[Rows from a figure dataset]
-------

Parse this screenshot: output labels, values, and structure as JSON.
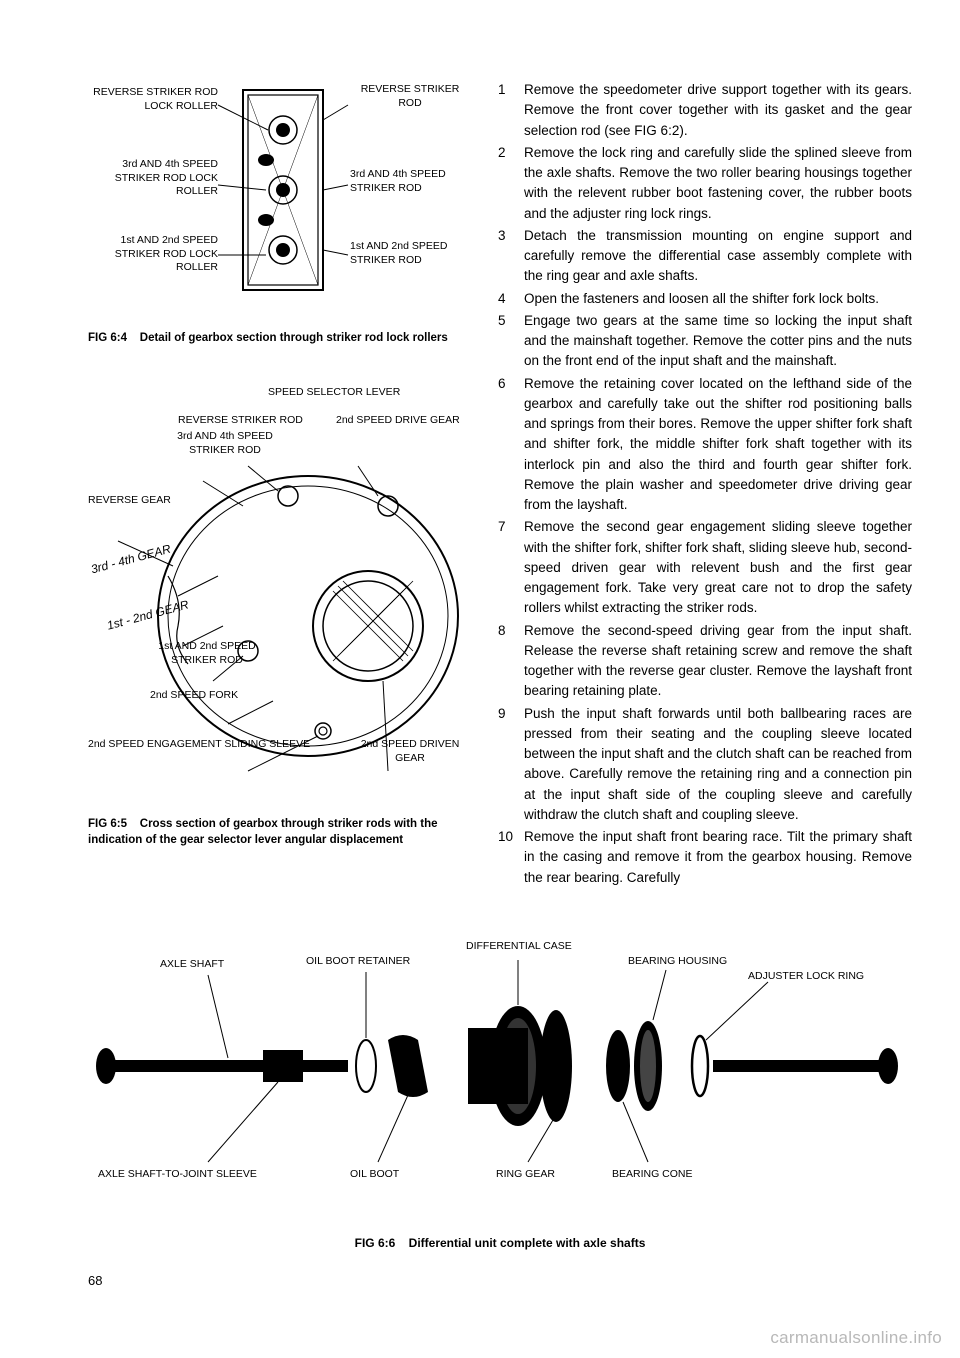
{
  "page_number": "68",
  "watermark": "carmanualsonline.info",
  "fig4": {
    "caption_num": "FIG 6:4",
    "caption_text": "Detail of gearbox section through striker rod lock rollers",
    "labels": {
      "l1": "REVERSE STRIKER ROD LOCK ROLLER",
      "l2": "3rd AND 4th SPEED STRIKER ROD LOCK ROLLER",
      "l3": "1st AND 2nd SPEED STRIKER ROD LOCK ROLLER",
      "r1": "REVERSE STRIKER ROD",
      "r2": "3rd AND 4th SPEED STRIKER ROD",
      "r3": "1st AND 2nd SPEED STRIKER ROD"
    }
  },
  "fig5": {
    "caption_num": "FIG 6:5",
    "caption_text": "Cross section of gearbox through striker rods with the indication of the gear selector lever angular displacement",
    "labels": {
      "top1": "SPEED SELECTOR LEVER",
      "top2": "REVERSE STRIKER ROD",
      "top3": "2nd SPEED DRIVE GEAR",
      "top4": "3rd AND 4th SPEED STRIKER ROD",
      "left1": "REVERSE GEAR",
      "gear34": "3rd - 4th GEAR",
      "gear12": "1st - 2nd GEAR",
      "mid1": "1st AND 2nd SPEED STRIKER ROD",
      "mid2": "2nd SPEED FORK",
      "bot1": "2nd SPEED ENGAGEMENT SLIDING SLEEVE",
      "bot2": "2nd SPEED DRIVEN GEAR"
    }
  },
  "fig6": {
    "caption_num": "FIG 6:6",
    "caption_text": "Differential unit complete with axle shafts",
    "labels": {
      "t1": "AXLE SHAFT",
      "t2": "OIL BOOT RETAINER",
      "t3": "DIFFERENTIAL CASE",
      "t4": "BEARING HOUSING",
      "t5": "ADJUSTER LOCK RING",
      "b1": "AXLE SHAFT-TO-JOINT SLEEVE",
      "b2": "OIL BOOT",
      "b3": "RING GEAR",
      "b4": "BEARING CONE"
    }
  },
  "steps": [
    {
      "num": "1",
      "text": "Remove the speedometer drive support together with its gears. Remove the front cover together with its gasket and the gear selection rod (see FIG 6:2)."
    },
    {
      "num": "2",
      "text": "Remove the lock ring and carefully slide the splined sleeve from the axle shafts. Remove the two roller bearing housings together with the relevent rubber boot fastening cover, the rubber boots and the adjuster ring lock rings."
    },
    {
      "num": "3",
      "text": "Detach the transmission mounting on engine support and carefully remove the differential case assembly complete with the ring gear and axle shafts."
    },
    {
      "num": "4",
      "text": "Open the fasteners and loosen all the shifter fork lock bolts."
    },
    {
      "num": "5",
      "text": "Engage two gears at the same time so locking the input shaft and the mainshaft together. Remove the cotter pins and the nuts on the front end of the input shaft and the mainshaft."
    },
    {
      "num": "6",
      "text": "Remove the retaining cover located on the lefthand side of the gearbox and carefully take out the shifter rod positioning balls and springs from their bores. Remove the upper shifter fork shaft and shifter fork, the middle shifter fork shaft together with its interlock pin and also the third and fourth gear shifter fork. Remove the plain washer and speedometer drive driving gear from the layshaft."
    },
    {
      "num": "7",
      "text": "Remove the second gear engagement sliding sleeve together with the shifter fork, shifter fork shaft, sliding sleeve hub, second-speed driven gear with relevent bush and the first gear engagement fork. Take very great care not to drop the safety rollers whilst extracting the striker rods."
    },
    {
      "num": "8",
      "text": "Remove the second-speed driving gear from the input shaft. Release the reverse shaft retaining screw and remove the shaft together with the reverse gear cluster. Remove the layshaft front bearing retaining plate."
    },
    {
      "num": "9",
      "text": "Push the input shaft forwards until both ballbearing races are pressed from their seating and the coupling sleeve located between the input shaft and the clutch shaft can be reached from above. Carefully remove the retaining ring and a connection pin at the input shaft side of the coupling sleeve and carefully withdraw the clutch shaft and coupling sleeve."
    },
    {
      "num": "10",
      "text": "Remove the input shaft front bearing race. Tilt the primary shaft in the casing and remove it from the gearbox housing. Remove the rear bearing. Carefully"
    }
  ]
}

-------

**Written instruction**
Count up every line above that has the word "input" in it; answer with the number alone.

**Final answer**
4